- [WHAT THIS TASK INVOLVES]:
Copy every line from the material below that holds "uides".

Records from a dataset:
========

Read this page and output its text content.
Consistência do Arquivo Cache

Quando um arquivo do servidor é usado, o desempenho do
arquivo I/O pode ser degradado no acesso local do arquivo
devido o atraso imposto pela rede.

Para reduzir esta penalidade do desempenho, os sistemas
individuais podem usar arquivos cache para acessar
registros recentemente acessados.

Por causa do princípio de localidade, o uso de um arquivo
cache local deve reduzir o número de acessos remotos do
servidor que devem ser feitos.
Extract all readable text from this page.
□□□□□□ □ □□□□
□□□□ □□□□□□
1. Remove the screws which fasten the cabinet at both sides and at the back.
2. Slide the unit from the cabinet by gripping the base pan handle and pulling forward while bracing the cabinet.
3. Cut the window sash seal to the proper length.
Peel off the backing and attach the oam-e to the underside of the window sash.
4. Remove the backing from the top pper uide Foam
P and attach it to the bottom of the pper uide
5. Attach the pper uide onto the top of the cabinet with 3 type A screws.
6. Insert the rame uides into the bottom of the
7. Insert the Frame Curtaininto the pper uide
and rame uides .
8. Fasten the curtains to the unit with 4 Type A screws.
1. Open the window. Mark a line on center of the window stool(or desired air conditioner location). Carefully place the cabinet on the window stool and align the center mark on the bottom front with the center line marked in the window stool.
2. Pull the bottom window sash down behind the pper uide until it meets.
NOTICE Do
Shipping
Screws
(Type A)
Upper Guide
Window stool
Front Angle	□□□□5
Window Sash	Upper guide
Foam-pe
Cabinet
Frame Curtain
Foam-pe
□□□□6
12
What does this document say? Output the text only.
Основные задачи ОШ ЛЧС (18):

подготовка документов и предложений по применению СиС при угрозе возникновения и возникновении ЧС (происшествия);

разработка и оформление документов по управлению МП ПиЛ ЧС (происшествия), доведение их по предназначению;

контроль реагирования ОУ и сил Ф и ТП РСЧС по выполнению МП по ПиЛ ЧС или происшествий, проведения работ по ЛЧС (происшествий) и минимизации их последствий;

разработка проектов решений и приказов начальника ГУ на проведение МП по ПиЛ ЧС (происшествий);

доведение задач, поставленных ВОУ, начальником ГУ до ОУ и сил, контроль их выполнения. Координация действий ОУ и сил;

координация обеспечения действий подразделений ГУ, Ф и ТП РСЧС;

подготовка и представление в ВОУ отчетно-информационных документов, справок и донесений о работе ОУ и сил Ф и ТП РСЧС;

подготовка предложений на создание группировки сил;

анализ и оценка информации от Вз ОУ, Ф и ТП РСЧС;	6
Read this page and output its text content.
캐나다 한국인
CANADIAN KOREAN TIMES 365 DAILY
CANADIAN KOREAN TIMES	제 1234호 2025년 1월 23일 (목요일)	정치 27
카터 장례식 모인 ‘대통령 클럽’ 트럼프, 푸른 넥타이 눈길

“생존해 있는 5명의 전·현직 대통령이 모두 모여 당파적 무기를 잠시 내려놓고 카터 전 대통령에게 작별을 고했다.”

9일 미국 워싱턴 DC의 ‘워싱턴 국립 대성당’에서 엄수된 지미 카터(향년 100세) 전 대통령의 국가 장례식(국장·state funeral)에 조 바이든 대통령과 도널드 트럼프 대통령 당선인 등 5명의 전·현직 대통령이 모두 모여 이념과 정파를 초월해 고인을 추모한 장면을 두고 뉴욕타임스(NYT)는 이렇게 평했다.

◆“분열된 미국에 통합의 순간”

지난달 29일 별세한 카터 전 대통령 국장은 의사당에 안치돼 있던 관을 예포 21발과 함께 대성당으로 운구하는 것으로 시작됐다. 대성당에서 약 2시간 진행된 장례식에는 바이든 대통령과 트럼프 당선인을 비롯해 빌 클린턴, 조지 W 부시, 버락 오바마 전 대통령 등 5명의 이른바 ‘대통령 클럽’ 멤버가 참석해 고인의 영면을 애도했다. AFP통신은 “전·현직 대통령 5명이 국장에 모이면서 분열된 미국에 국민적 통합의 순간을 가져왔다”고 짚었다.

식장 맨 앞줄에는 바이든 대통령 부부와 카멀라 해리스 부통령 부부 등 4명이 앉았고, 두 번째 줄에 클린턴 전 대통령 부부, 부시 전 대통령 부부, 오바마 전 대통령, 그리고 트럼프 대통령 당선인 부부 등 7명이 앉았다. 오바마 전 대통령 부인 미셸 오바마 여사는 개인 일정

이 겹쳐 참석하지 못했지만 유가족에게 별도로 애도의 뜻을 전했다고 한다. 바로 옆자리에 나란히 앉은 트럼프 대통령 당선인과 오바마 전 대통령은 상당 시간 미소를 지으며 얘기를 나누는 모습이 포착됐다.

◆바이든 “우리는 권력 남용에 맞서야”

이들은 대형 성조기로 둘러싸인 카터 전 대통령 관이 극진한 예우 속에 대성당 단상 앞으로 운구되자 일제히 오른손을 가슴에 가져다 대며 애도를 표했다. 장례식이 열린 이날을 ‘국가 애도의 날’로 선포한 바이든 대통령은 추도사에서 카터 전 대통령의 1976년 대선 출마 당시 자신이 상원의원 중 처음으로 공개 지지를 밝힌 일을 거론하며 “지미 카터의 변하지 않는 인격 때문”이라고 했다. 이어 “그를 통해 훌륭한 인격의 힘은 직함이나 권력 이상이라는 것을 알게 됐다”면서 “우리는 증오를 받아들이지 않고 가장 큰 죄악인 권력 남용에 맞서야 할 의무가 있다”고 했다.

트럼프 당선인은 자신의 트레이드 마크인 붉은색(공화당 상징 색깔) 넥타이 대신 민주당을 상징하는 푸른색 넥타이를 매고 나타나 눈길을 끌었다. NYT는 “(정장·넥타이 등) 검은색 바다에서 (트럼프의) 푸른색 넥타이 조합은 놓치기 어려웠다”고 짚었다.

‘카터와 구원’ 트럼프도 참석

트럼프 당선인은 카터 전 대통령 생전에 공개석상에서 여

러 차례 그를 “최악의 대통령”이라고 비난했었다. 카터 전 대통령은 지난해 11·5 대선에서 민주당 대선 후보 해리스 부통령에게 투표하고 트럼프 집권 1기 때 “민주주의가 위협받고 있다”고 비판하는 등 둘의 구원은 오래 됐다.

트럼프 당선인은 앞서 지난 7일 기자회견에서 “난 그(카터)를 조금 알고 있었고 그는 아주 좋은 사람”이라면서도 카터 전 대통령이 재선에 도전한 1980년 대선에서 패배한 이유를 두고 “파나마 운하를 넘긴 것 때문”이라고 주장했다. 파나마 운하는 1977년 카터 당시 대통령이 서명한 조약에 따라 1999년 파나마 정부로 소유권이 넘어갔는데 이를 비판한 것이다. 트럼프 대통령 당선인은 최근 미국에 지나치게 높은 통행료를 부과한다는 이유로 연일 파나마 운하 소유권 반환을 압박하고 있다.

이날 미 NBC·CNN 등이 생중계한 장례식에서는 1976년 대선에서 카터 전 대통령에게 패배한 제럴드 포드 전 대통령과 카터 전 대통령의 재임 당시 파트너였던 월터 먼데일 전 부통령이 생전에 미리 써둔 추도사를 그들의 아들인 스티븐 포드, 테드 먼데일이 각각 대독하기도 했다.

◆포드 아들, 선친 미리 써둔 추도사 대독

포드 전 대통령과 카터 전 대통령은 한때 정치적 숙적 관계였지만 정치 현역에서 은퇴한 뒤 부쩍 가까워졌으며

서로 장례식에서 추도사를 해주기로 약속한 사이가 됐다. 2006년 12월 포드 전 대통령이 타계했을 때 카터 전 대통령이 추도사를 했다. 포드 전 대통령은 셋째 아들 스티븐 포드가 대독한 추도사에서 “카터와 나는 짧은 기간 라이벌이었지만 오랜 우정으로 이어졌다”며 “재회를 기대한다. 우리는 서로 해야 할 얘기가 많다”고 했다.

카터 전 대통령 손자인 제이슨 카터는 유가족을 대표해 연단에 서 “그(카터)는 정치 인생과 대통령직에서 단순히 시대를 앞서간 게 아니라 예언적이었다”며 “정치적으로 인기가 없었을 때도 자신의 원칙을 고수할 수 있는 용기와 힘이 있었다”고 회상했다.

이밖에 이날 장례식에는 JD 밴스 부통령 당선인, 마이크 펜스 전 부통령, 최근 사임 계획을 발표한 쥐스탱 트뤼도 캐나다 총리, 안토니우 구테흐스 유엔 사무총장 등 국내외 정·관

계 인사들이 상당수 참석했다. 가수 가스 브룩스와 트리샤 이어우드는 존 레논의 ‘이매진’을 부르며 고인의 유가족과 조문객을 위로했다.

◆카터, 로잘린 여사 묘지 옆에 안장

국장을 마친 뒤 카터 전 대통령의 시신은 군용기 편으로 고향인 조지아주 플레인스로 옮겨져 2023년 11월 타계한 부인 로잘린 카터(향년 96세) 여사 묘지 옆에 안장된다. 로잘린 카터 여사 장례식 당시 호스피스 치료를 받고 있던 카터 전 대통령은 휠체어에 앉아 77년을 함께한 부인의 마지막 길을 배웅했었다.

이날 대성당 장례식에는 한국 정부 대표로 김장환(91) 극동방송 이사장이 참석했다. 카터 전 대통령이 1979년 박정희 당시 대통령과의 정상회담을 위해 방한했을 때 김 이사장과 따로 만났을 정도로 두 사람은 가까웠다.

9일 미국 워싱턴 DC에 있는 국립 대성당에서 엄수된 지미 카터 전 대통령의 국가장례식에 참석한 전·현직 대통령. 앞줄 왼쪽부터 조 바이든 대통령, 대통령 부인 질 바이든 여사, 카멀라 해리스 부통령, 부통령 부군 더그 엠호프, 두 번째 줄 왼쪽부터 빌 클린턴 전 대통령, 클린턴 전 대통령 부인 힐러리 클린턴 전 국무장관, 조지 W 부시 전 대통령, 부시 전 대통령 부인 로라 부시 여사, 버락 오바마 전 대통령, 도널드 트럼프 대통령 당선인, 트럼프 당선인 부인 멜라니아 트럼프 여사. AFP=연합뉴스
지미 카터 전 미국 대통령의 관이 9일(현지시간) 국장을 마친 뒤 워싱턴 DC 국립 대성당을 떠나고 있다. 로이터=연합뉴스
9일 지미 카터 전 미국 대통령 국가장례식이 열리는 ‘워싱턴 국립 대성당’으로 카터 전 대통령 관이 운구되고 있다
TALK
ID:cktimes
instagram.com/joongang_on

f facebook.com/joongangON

========

- [WRITTEN RESPONSE]:
6. Insert the rame uides into the bottom of the
and rame uides .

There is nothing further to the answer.